▸ Task instructions
All lines holding the string "النبي" are to be shown.

▸ Raw records
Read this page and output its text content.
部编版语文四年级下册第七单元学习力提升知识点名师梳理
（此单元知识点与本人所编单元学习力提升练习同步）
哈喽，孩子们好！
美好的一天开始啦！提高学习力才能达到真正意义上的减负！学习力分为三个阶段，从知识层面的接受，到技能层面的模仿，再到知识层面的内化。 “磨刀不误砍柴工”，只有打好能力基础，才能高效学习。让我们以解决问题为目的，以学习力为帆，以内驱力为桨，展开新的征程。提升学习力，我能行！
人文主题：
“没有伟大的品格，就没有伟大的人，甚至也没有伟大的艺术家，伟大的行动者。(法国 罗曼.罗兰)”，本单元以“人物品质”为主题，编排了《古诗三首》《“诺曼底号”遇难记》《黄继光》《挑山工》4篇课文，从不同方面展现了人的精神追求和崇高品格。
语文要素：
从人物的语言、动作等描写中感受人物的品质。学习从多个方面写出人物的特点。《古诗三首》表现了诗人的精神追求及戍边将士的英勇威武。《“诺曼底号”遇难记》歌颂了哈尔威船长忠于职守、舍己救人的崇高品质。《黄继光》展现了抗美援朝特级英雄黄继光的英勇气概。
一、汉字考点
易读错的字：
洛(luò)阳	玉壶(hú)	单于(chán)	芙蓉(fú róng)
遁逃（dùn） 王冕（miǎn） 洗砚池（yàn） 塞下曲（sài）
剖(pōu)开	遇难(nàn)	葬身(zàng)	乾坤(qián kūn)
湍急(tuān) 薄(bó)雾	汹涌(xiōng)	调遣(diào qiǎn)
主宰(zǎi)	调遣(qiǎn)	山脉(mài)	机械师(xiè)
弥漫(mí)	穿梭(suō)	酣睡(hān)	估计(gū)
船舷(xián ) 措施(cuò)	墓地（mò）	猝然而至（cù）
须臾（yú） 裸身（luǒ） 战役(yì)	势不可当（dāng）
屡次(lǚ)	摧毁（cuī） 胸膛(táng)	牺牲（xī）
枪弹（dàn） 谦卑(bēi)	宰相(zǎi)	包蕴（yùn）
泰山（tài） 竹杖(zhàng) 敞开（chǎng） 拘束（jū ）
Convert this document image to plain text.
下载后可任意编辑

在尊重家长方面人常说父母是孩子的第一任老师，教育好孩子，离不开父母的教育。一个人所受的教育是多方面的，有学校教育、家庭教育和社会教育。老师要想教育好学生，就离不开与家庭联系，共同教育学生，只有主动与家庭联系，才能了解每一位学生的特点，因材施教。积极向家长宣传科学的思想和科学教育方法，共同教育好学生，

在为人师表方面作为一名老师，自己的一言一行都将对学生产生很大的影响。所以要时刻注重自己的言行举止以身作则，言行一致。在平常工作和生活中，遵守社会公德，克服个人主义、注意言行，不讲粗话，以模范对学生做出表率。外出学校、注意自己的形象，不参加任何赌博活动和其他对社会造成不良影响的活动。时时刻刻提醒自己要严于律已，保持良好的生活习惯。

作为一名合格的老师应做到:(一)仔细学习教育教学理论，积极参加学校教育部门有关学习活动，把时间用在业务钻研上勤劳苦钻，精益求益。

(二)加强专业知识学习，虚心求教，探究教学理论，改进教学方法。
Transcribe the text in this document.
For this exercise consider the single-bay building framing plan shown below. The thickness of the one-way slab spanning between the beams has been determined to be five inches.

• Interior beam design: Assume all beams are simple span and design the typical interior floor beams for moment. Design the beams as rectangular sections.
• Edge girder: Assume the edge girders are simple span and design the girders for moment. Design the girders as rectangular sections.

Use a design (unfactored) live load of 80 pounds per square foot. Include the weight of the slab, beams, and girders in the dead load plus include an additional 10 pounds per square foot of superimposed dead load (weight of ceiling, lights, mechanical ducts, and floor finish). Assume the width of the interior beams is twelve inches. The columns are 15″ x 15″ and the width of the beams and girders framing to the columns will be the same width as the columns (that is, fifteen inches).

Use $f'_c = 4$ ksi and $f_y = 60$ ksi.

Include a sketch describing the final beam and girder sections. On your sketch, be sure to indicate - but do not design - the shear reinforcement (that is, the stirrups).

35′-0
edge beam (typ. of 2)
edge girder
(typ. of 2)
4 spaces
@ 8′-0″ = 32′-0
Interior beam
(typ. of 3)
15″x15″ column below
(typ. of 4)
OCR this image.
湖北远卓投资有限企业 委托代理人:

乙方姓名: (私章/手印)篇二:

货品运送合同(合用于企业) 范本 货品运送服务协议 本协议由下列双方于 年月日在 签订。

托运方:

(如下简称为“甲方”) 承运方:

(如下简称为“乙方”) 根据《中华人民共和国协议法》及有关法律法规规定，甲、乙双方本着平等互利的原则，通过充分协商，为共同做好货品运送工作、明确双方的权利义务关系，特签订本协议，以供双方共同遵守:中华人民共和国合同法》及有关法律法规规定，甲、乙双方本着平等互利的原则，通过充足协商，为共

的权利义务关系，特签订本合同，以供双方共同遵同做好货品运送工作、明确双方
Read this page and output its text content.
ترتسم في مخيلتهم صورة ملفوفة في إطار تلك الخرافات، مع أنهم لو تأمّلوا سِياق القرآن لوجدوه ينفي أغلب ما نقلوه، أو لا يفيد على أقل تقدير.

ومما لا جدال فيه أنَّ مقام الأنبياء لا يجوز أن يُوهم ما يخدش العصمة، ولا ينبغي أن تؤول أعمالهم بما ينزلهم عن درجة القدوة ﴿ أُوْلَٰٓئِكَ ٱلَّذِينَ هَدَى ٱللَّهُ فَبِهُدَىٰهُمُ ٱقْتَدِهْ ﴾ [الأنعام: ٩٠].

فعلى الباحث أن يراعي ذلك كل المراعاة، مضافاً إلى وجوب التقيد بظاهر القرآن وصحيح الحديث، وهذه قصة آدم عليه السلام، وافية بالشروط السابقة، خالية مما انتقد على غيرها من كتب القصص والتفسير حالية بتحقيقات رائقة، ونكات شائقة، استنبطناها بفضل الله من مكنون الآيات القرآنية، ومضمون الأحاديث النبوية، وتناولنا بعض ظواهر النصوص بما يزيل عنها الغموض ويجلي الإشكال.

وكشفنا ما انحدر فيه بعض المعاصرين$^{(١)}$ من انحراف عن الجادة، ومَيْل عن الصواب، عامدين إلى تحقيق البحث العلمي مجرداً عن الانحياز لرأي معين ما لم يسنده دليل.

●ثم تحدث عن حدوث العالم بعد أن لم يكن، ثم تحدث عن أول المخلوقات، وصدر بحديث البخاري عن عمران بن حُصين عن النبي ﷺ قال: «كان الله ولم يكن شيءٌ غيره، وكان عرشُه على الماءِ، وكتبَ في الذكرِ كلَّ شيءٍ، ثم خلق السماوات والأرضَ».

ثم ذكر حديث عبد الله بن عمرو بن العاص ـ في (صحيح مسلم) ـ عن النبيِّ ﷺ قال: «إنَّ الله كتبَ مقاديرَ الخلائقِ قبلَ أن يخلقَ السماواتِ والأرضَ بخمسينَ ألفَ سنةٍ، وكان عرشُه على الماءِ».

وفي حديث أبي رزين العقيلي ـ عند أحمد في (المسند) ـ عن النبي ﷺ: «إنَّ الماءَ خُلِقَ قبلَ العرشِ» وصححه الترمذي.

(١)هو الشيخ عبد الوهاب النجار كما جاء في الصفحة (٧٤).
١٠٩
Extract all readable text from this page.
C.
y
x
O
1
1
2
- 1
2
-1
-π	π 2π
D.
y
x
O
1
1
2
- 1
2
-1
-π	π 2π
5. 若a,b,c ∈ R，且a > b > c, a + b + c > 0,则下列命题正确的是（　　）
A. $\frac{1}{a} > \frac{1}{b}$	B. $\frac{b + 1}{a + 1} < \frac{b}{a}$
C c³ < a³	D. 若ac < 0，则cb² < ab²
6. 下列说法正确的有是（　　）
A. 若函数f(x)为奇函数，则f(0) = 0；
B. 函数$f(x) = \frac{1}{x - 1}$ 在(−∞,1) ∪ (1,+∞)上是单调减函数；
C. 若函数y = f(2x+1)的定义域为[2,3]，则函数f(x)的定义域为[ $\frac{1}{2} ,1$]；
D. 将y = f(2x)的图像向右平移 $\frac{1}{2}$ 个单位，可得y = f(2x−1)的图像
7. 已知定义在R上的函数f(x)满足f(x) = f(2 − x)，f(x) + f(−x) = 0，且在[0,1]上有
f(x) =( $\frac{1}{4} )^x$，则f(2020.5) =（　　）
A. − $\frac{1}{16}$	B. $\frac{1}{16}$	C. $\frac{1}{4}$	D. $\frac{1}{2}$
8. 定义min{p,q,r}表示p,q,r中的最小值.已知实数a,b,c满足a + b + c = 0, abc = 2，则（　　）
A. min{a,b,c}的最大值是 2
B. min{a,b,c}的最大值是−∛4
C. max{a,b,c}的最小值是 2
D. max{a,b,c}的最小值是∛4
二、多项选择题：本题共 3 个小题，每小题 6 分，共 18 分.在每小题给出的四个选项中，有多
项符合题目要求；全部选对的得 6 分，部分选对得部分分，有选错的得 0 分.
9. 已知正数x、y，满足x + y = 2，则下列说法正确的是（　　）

▸ Exercise response
●ثم تحدث عن حدوث العالم بعد أن لم يكن، ثم تحدث عن أول المخلوقات، وصدر بحديث البخاري عن عمران بن حُصين عن النبي ﷺ قال: «كان الله ولم يكن شيءٌ غيره، وكان عرشُه على الماءِ، وكتبَ في الذكرِ كلَّ شيءٍ، ثم خلق السماوات والأرضَ».
ثم ذكر حديث عبد الله بن عمرو بن العاص ـ في (صحيح مسلم) ـ عن النبيِّ ﷺ قال: «إنَّ الله كتبَ مقاديرَ الخلائقِ قبلَ أن يخلقَ السماواتِ والأرضَ بخمسينَ ألفَ سنةٍ، وكان عرشُه على الماءِ».
وفي حديث أبي رزين العقيلي ـ عند أحمد في (المسند) ـ عن النبي ﷺ: «إنَّ الماءَ خُلِقَ قبلَ العرشِ» وصححه الترمذي.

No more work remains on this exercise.